begin
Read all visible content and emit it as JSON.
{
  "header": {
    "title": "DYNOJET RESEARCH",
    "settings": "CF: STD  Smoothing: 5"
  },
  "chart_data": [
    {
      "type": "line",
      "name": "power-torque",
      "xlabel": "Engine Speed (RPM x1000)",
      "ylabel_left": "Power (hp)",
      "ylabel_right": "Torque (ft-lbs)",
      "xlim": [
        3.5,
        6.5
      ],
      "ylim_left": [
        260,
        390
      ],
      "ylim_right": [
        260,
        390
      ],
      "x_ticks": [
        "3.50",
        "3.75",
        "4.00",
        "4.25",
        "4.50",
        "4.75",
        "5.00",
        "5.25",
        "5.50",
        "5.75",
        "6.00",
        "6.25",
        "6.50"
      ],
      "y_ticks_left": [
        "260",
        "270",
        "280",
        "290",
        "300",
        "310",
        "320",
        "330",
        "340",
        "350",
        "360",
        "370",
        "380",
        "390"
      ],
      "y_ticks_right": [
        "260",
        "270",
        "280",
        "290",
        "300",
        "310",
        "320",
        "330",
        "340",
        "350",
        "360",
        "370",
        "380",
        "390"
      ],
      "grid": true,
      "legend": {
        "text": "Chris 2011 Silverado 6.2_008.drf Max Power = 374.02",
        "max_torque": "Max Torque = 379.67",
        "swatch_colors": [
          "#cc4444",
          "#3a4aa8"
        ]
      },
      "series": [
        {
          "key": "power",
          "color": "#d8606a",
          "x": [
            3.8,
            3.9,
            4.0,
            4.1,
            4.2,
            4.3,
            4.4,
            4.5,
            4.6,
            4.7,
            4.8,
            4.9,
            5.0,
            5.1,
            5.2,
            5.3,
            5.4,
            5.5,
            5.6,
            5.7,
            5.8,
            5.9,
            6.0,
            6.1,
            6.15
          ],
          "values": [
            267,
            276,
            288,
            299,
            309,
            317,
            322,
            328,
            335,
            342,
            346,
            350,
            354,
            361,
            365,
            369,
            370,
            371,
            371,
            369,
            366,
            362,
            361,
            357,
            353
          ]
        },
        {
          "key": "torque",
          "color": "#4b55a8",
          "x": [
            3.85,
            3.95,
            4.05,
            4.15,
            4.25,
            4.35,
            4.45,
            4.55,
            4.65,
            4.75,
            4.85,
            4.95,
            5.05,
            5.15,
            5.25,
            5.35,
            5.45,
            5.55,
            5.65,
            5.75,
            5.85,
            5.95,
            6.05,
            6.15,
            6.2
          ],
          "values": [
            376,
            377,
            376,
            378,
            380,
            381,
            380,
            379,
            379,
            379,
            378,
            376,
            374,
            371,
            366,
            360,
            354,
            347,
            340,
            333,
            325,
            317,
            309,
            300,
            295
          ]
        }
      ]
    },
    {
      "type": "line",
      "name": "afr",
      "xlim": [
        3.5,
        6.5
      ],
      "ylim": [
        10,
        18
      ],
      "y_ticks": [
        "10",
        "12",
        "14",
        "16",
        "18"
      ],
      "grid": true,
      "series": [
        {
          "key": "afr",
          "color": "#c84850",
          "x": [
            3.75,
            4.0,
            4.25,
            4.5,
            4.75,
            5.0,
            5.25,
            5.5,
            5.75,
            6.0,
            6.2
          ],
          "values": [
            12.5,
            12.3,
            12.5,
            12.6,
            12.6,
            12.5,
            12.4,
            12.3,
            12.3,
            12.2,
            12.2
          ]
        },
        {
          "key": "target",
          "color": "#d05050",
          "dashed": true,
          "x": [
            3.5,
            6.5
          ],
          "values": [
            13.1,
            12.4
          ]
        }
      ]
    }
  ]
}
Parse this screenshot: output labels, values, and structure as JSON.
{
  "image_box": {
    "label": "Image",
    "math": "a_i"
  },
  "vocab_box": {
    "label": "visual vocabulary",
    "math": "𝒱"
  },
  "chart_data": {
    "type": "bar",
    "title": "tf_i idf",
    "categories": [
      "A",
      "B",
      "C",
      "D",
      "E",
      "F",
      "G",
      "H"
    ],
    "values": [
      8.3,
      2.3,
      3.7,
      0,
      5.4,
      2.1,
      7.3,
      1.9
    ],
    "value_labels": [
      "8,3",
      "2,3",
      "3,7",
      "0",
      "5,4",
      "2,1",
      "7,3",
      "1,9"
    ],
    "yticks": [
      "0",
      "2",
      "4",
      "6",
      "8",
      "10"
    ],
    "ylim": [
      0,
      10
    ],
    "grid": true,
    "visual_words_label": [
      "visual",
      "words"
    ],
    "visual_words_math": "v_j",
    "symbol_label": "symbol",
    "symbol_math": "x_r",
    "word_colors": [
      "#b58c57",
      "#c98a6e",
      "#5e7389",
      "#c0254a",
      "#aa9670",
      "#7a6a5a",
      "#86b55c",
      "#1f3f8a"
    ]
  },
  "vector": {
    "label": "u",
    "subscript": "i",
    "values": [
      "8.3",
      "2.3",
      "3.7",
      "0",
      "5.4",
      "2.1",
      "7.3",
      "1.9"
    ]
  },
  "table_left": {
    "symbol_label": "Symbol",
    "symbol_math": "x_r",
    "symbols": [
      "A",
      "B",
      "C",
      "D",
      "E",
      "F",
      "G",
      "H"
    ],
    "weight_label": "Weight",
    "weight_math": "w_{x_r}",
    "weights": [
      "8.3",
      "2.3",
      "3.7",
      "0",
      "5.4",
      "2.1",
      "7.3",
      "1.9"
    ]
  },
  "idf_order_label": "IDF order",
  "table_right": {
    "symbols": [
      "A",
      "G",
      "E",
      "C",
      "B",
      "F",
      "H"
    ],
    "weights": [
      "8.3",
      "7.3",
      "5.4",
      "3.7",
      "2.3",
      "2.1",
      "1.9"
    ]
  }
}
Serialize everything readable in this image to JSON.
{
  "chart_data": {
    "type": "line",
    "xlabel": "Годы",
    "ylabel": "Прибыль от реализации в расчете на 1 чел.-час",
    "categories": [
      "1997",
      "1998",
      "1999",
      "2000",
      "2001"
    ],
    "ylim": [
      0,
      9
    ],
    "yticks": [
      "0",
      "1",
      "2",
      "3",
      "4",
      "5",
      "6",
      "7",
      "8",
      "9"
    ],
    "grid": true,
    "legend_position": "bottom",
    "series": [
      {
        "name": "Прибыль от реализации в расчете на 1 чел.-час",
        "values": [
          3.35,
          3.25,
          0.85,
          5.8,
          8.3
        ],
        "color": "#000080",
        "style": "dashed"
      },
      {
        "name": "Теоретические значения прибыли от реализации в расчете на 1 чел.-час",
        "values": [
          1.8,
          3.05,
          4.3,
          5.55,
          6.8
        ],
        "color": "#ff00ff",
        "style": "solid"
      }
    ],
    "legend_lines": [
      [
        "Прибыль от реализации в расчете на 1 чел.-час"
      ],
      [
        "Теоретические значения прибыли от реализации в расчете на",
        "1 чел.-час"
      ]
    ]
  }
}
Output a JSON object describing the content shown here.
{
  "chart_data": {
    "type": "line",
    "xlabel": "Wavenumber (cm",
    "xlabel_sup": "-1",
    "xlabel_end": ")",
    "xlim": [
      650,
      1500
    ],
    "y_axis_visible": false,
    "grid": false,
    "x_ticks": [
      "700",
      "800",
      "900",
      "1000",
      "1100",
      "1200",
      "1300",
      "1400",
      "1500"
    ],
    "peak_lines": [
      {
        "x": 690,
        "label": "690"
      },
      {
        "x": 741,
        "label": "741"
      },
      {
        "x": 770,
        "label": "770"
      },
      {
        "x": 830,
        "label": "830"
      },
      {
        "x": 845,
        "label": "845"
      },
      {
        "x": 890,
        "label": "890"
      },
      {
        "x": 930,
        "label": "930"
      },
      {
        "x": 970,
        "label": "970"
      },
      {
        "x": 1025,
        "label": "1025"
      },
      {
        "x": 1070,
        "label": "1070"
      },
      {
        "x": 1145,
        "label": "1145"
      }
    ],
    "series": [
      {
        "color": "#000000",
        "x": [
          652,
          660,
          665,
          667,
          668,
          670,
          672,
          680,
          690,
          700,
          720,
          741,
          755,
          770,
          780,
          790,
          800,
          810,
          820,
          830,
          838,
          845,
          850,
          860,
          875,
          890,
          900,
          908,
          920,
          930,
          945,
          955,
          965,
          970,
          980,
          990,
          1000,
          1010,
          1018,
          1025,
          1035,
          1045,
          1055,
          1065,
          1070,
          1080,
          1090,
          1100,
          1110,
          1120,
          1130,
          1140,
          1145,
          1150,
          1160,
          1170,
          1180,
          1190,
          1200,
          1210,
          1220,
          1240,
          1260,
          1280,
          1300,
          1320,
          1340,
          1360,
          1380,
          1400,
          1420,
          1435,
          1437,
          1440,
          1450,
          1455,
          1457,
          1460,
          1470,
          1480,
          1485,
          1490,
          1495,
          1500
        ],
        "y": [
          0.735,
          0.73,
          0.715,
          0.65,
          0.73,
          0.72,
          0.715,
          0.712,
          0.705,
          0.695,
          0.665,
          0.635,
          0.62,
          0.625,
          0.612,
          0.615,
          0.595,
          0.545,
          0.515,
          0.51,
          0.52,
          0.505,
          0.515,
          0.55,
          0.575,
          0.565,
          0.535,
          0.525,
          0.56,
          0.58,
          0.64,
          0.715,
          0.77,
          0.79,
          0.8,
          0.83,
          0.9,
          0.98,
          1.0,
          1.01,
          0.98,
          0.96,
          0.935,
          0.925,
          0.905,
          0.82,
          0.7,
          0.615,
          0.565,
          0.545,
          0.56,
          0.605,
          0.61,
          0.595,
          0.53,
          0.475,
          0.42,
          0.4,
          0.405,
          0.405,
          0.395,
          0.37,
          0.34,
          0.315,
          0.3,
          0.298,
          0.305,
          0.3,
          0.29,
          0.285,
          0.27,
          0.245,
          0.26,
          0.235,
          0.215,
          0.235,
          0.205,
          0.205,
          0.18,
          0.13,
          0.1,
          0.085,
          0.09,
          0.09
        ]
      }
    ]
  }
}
end
--- What this task involves ---
Using the material above, copy every line in which the string "JSON" occurs.

--- Final answer ---
Read all visible content and emit it as JSON.
Parse this screenshot: output labels, values, and structure as JSON.
Serialize everything readable in this image to JSON.
Output a JSON object describing the content shown here.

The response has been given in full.